___ RECORDED DATA ___

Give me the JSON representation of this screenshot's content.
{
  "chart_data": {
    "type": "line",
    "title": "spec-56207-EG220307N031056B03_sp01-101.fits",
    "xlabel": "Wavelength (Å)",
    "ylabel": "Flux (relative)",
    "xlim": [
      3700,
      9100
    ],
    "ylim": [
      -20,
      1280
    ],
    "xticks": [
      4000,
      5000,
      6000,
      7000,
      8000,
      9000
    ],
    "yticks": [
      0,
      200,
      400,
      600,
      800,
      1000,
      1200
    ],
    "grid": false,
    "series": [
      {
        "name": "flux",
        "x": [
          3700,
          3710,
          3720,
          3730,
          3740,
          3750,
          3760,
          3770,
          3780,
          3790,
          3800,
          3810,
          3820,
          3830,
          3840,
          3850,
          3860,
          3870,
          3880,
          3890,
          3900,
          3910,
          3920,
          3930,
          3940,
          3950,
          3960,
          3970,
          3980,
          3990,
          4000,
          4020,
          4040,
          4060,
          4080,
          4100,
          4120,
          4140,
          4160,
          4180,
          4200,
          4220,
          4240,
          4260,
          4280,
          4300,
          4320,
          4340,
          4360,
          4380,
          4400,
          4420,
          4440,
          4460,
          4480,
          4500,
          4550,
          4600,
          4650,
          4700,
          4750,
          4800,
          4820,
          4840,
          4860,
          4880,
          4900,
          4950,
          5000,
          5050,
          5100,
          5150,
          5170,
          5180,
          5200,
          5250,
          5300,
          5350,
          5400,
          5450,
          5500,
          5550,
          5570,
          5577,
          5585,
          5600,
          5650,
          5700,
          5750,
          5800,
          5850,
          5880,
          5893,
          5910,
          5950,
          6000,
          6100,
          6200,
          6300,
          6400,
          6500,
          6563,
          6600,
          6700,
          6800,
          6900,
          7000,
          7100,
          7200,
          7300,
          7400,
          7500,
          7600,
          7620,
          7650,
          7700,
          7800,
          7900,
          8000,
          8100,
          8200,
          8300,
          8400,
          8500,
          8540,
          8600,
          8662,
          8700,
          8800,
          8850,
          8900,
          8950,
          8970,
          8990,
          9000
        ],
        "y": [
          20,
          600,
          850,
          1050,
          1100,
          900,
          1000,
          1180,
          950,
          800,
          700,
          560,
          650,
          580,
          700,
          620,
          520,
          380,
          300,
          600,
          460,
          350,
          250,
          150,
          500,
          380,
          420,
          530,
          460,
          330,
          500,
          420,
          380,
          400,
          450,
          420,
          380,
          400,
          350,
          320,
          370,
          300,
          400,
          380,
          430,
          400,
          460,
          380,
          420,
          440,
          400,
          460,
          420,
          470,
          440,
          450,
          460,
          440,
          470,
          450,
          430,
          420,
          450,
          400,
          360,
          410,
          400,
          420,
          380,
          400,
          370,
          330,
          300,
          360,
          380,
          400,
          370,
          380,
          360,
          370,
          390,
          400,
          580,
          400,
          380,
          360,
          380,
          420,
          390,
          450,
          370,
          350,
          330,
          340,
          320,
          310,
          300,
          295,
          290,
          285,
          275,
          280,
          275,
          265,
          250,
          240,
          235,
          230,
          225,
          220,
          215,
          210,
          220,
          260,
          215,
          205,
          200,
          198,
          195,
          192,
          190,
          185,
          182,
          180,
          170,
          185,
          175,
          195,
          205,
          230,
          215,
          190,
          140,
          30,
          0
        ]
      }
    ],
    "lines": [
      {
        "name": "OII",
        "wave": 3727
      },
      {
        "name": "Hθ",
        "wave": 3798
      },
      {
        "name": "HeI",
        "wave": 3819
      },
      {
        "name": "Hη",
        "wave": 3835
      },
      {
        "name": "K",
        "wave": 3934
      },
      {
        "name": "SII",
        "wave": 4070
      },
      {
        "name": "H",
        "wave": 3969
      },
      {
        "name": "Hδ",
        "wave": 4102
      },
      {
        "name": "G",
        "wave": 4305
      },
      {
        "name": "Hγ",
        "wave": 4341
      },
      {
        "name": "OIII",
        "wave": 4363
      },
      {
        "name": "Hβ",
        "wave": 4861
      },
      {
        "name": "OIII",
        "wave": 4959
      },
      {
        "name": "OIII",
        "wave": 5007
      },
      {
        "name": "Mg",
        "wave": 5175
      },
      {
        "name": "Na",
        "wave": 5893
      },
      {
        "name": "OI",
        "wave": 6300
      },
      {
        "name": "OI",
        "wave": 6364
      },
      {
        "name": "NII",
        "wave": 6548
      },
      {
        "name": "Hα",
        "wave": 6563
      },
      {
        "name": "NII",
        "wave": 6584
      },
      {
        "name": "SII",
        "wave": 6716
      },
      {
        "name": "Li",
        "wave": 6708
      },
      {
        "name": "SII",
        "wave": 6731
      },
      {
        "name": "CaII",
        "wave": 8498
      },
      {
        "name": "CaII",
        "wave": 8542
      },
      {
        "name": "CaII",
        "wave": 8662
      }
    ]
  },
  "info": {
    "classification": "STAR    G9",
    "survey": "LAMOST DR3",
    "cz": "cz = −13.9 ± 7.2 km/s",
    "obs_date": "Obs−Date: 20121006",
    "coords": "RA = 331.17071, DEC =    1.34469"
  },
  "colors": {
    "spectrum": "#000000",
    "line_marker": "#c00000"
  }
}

___

- _WHAT TO PRODUCE_
Exact output of every entry is required.

- _RESPONSE FOR THIS EXERCISE_
Give me the JSON representation of this screenshot's content.
{
  "chart_data": {
    "type": "line",
    "title": "spec-56207-EG220307N031056B03_sp01-101.fits",
    "xlabel": "Wavelength (Å)",
    "ylabel": "Flux (relative)",
    "xlim": [
      3700,
      9100
    ],
    "ylim": [
      -20,
      1280
    ],
    "xticks": [
      4000,
      5000,
      6000,
      7000,
      8000,
      9000
    ],
    "yticks": [
      0,
      200,
      400,
      600,
      800,
      1000,
      1200
    ],
    "grid": false,
    "series": [
      {
        "name": "flux",
        "x": [
          3700,
          3710,
          3720,
          3730,
          3740,
          3750,
          3760,
          3770,
          3780,
          3790,
          3800,
          3810,
          3820,
          3830,
          3840,
          3850,
          3860,
          3870,
          3880,
          3890,
          3900,
          3910,
          3920,
          3930,
          3940,
          3950,
          3960,
          3970,
          3980,
          3990,
          4000,
          4020,
          4040,
          4060,
          4080,
          4100,
          4120,
          4140,
          4160,
          4180,
          4200,
          4220,
          4240,
          4260,
          4280,
          4300,
          4320,
          4340,
          4360,
          4380,
          4400,
          4420,
          4440,
          4460,
          4480,
          4500,
          4550,
          4600,
          4650,
          4700,
          4750,
          4800,
          4820,
          4840,
          4860,
          4880,
          4900,
          4950,
          5000,
          5050,
          5100,
          5150,
          5170,
          5180,
          5200,
          5250,
          5300,
          5350,
          5400,
          5450,
          5500,
          5550,
          5570,
          5577,
          5585,
          5600,
          5650,
          5700,
          5750,
          5800,
          5850,
          5880,
          5893,
          5910,
          5950,
          6000,
          6100,
          6200,
          6300,
          6400,
          6500,
          6563,
          6600,
          6700,
          6800,
          6900,
          7000,
          7100,
          7200,
          7300,
          7400,
          7500,
          7600,
          7620,
          7650,
          7700,
          7800,
          7900,
          8000,
          8100,
          8200,
          8300,
          8400,
          8500,
          8540,
          8600,
          8662,
          8700,
          8800,
          8850,
          8900,
          8950,
          8970,
          8990,
          9000
        ],
        "y": [
          20,
          600,
          850,
          1050,
          1100,
          900,
          1000,
          1180,
          950,
          800,
          700,
          560,
          650,
          580,
          700,
          620,
          520,
          380,
          300,
          600,
          460,
          350,
          250,
          150,
          500,
          380,
          420,
          530,
          460,
          330,
          500,
          420,
          380,
          400,
          450,
          420,
          380,
          400,
          350,
          320,
          370,
          300,
          400,
          380,
          430,
          400,
          460,
          380,
          420,
          440,
          400,
          460,
          420,
          470,
          440,
          450,
          460,
          440,
          470,
          450,
          430,
          420,
          450,
          400,
          360,
          410,
          400,
          420,
          380,
          400,
          370,
          330,
          300,
          360,
          380,
          400,
          370,
          380,
          360,
          370,
          390,
          400,
          580,
          400,
          380,
          360,
          380,
          420,
          390,
          450,
          370,
          350,
          330,
          340,
          320,
          310,
          300,
          295,
          290,
          285,
          275,
          280,
          275,
          265,
          250,
          240,
          235,
          230,
          225,
          220,
          215,
          210,
          220,
          260,
          215,
          205,
          200,
          198,
          195,
          192,
          190,
          185,
          182,
          180,
          170,
          185,
          175,
          195,
          205,
          230,
          215,
          190,
          140,
          30,
          0
        ]
      }
    ],
    "lines": [
      {
        "name": "OII",
        "wave": 3727
      },
      {
        "name": "Hθ",
        "wave": 3798
      },
      {
        "name": "HeI",
        "wave": 3819
      },
      {
        "name": "Hη",
        "wave": 3835
      },
      {
        "name": "K",
        "wave": 3934
      },
      {
        "name": "SII",
        "wave": 4070
      },
      {
        "name": "H",
        "wave": 3969
      },
      {
        "name": "Hδ",
        "wave": 4102
      },
      {
        "name": "G",
        "wave": 4305
      },
      {
        "name": "Hγ",
        "wave": 4341
      },
      {
        "name": "OIII",
        "wave": 4363
      },
      {
        "name": "Hβ",
        "wave": 4861
      },
      {
        "name": "OIII",
        "wave": 4959
      },
      {
        "name": "OIII",
        "wave": 5007
      },
      {
        "name": "Mg",
        "wave": 5175
      },
      {
        "name": "Na",
        "wave": 5893
      },
      {
        "name": "OI",
        "wave": 6300
      },
      {
        "name": "OI",
        "wave": 6364
      },
      {
        "name": "NII",
        "wave": 6548
      },
      {
        "name": "Hα",
        "wave": 6563
      },
      {
        "name": "NII",
        "wave": 6584
      },
      {
        "name": "SII",
        "wave": 6716
      },
      {
        "name": "Li",
        "wave": 6708
      },
      {
        "name": "SII",
        "wave": 6731
      },
      {
        "name": "CaII",
        "wave": 8498
      },
      {
        "name": "CaII",
        "wave": 8542
      },
      {
        "name": "CaII",
        "wave": 8662
      }
    ]
  },
  "info": {
    "classification": "STAR    G9",
    "survey": "LAMOST DR3",
    "cz": "cz = −13.9 ± 7.2 km/s",
    "obs_date": "Obs−Date: 20121006",
    "coords": "RA = 331.17071, DEC =    1.34469"
  },
  "colors": {
    "spectrum": "#000000",
    "line_marker": "#c00000"
  }
}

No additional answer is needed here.